begin Exercise inputs
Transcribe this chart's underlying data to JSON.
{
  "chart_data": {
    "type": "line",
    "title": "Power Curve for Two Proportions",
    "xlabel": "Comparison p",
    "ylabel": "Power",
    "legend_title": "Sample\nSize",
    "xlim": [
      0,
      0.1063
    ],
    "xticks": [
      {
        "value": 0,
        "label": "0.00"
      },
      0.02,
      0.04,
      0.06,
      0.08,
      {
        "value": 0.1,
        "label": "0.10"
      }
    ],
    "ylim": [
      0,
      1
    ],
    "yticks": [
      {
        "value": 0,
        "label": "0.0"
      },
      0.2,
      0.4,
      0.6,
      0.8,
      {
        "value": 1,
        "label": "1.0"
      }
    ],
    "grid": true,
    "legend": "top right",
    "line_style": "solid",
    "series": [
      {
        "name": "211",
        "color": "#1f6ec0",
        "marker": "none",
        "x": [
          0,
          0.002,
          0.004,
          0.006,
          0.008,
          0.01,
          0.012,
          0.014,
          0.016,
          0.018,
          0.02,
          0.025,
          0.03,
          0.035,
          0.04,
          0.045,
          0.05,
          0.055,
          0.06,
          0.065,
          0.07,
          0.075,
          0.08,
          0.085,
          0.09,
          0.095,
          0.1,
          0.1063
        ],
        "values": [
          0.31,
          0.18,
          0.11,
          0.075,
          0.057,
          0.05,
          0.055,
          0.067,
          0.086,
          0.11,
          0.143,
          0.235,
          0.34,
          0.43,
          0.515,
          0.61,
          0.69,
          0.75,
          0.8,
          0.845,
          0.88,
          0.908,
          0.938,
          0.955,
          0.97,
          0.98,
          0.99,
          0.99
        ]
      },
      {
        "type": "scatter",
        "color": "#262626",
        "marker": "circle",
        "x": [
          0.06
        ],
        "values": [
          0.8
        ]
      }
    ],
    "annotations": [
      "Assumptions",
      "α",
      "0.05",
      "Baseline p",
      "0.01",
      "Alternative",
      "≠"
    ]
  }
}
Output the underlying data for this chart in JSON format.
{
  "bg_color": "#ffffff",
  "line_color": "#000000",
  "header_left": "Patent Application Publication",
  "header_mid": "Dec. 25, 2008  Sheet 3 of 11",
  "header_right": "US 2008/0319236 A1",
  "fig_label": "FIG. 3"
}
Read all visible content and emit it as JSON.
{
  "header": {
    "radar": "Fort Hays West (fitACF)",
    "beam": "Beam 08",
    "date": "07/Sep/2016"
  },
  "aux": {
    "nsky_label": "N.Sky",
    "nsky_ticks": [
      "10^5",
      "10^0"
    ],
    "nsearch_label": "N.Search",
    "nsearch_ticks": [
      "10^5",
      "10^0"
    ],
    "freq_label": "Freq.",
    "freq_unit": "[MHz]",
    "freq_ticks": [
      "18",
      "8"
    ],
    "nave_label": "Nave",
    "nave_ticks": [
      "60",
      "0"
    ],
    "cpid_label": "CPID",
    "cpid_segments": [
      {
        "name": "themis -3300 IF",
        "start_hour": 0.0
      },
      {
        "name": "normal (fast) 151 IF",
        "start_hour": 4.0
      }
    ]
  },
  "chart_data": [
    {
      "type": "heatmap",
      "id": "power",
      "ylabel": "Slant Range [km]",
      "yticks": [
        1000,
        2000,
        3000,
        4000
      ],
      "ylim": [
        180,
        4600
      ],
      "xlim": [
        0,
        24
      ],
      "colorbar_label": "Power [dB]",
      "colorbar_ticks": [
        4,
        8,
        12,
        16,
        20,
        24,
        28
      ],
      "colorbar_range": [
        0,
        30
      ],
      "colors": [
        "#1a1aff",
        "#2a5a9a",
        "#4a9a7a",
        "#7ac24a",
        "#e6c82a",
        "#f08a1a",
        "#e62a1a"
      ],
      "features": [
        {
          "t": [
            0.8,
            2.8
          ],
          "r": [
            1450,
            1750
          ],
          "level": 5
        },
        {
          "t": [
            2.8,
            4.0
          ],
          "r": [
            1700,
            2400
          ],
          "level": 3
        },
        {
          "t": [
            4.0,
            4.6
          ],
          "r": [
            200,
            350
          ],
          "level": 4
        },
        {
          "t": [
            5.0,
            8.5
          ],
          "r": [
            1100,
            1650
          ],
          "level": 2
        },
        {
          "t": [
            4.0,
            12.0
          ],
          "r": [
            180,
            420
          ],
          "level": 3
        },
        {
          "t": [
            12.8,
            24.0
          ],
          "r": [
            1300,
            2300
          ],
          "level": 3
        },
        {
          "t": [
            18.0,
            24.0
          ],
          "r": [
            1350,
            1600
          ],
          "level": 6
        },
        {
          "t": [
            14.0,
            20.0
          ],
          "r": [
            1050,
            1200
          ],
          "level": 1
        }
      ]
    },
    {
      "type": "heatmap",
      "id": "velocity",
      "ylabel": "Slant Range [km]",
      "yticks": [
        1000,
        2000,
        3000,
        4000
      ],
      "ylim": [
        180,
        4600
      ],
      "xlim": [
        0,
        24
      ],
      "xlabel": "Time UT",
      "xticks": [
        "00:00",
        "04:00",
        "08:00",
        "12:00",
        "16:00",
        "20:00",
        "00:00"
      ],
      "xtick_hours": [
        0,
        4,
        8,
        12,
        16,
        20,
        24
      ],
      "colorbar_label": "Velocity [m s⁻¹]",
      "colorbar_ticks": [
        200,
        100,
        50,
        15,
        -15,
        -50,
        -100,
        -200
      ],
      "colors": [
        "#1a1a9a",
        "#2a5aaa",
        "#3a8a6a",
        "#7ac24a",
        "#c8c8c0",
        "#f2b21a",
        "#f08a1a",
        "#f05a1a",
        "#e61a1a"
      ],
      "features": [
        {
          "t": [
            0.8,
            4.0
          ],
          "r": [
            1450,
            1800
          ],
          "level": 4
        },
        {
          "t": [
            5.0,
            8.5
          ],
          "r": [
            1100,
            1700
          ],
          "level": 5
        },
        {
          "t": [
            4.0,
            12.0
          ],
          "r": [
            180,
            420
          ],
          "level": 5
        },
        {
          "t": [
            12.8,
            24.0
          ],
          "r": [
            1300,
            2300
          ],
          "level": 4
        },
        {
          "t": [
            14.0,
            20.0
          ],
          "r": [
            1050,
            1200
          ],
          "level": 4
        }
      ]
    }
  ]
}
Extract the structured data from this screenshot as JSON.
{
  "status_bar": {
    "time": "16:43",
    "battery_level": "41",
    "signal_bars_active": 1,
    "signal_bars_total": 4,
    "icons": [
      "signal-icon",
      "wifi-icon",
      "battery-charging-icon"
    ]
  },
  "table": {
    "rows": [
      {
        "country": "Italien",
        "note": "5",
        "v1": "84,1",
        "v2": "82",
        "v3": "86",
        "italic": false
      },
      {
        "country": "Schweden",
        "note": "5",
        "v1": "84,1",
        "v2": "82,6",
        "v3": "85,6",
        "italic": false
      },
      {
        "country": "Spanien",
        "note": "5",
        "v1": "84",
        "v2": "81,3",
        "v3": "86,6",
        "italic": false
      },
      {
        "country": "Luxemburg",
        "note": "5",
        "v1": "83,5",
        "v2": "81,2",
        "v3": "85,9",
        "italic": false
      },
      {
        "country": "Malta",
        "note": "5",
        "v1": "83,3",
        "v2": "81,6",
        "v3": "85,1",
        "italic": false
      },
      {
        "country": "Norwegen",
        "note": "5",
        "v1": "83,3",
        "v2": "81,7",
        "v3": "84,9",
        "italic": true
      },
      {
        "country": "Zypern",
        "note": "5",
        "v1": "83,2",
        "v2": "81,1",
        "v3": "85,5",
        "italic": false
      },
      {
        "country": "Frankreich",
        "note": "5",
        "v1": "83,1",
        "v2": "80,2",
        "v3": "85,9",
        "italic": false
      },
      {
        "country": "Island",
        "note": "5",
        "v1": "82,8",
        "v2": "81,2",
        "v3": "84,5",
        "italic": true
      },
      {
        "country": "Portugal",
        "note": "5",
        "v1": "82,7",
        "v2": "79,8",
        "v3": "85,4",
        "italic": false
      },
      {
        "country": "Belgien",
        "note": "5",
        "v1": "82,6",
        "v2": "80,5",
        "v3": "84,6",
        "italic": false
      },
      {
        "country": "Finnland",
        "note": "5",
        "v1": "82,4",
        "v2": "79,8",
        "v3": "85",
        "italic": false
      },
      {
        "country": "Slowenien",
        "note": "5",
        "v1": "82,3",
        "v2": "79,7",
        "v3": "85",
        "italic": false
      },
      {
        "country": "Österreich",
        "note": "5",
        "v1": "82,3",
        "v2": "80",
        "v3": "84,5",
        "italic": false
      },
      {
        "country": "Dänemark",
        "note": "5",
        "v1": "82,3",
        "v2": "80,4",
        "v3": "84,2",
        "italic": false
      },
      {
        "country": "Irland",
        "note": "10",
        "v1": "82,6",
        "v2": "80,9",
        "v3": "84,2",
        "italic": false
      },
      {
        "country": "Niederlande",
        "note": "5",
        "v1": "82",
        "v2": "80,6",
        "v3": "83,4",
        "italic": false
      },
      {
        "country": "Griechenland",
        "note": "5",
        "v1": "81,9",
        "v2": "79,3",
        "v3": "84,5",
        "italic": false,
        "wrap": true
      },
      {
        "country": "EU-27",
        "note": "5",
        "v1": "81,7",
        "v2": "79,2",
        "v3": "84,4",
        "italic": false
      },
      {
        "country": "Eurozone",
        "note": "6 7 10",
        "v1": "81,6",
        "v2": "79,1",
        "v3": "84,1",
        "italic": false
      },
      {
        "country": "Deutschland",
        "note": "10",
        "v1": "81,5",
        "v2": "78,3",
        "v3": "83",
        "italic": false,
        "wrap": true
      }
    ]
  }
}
end Exercise inputs
### Short exercise:
Pick out the lines containing the string "type" and show them.

### The response:
    "type": "line",
        "type": "scatter",
      "type": "heatmap",
      "type": "heatmap",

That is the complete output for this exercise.